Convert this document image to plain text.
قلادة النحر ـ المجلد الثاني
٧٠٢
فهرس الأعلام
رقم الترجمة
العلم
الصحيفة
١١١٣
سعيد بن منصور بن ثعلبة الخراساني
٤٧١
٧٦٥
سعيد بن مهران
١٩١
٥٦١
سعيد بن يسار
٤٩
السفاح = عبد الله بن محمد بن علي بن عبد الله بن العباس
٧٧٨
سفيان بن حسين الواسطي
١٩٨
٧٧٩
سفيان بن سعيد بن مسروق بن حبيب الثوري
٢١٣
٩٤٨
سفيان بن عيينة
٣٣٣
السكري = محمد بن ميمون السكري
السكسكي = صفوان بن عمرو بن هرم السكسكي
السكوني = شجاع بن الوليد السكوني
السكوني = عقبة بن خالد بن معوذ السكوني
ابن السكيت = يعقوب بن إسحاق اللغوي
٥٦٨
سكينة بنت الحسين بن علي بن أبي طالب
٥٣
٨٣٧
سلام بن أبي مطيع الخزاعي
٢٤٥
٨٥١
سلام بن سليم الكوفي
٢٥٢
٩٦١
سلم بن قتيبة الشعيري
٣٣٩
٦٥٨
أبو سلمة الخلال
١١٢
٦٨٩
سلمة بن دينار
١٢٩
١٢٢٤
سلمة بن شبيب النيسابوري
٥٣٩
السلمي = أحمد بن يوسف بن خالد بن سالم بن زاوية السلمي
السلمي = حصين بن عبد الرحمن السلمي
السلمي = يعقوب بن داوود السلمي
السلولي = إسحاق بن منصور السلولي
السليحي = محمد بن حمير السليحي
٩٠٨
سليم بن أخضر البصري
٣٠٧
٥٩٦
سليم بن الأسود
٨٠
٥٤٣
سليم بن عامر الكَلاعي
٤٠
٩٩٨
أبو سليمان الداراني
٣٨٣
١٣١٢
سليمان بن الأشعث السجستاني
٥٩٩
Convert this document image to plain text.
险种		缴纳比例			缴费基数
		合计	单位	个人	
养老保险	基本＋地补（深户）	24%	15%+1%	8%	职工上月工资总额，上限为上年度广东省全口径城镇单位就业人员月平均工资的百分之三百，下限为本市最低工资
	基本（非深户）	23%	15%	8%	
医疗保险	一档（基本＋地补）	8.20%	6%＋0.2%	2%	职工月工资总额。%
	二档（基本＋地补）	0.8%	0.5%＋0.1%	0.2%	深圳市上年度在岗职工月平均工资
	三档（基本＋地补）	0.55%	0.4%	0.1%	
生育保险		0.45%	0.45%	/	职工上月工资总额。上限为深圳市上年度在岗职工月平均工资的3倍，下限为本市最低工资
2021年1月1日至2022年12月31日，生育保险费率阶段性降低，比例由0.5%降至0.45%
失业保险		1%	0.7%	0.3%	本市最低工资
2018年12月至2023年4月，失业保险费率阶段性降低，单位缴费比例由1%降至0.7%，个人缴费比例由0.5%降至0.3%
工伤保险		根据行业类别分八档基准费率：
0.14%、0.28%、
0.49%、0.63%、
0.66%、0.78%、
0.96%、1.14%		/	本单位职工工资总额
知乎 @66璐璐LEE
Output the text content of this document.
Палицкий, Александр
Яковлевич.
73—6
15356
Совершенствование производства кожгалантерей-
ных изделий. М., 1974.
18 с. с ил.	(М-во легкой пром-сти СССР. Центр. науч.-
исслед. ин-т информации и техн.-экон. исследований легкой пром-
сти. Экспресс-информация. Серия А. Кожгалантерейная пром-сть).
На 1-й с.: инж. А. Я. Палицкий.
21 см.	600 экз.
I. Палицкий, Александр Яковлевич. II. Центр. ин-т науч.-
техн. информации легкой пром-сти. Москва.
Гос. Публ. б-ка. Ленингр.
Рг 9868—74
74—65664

TASK DESCRIPTION:
Output the lines from the line containing "Output the text content of this document." to the end, both included; add nothing.

SOLVED PROBLEM:
Output the text content of this document.
Палицкий, Александр
Яковлевич.
73—6
15356
Совершенствование производства кожгалантерей-
ных изделий. М., 1974.
18 с. с ил.	(М-во легкой пром-сти СССР. Центр. науч.-
исслед. ин-т информации и техн.-экон. исследований легкой пром-
сти. Экспресс-информация. Серия А. Кожгалантерейная пром-сть).
На 1-й с.: инж. А. Я. Палицкий.
21 см.	600 экз.
I. Палицкий, Александр Яковлевич. II. Центр. ин-т науч.-
техн. информации легкой пром-сти. Москва.
Гос. Публ. б-ка. Ленингр.
Рг 9868—74
74—65664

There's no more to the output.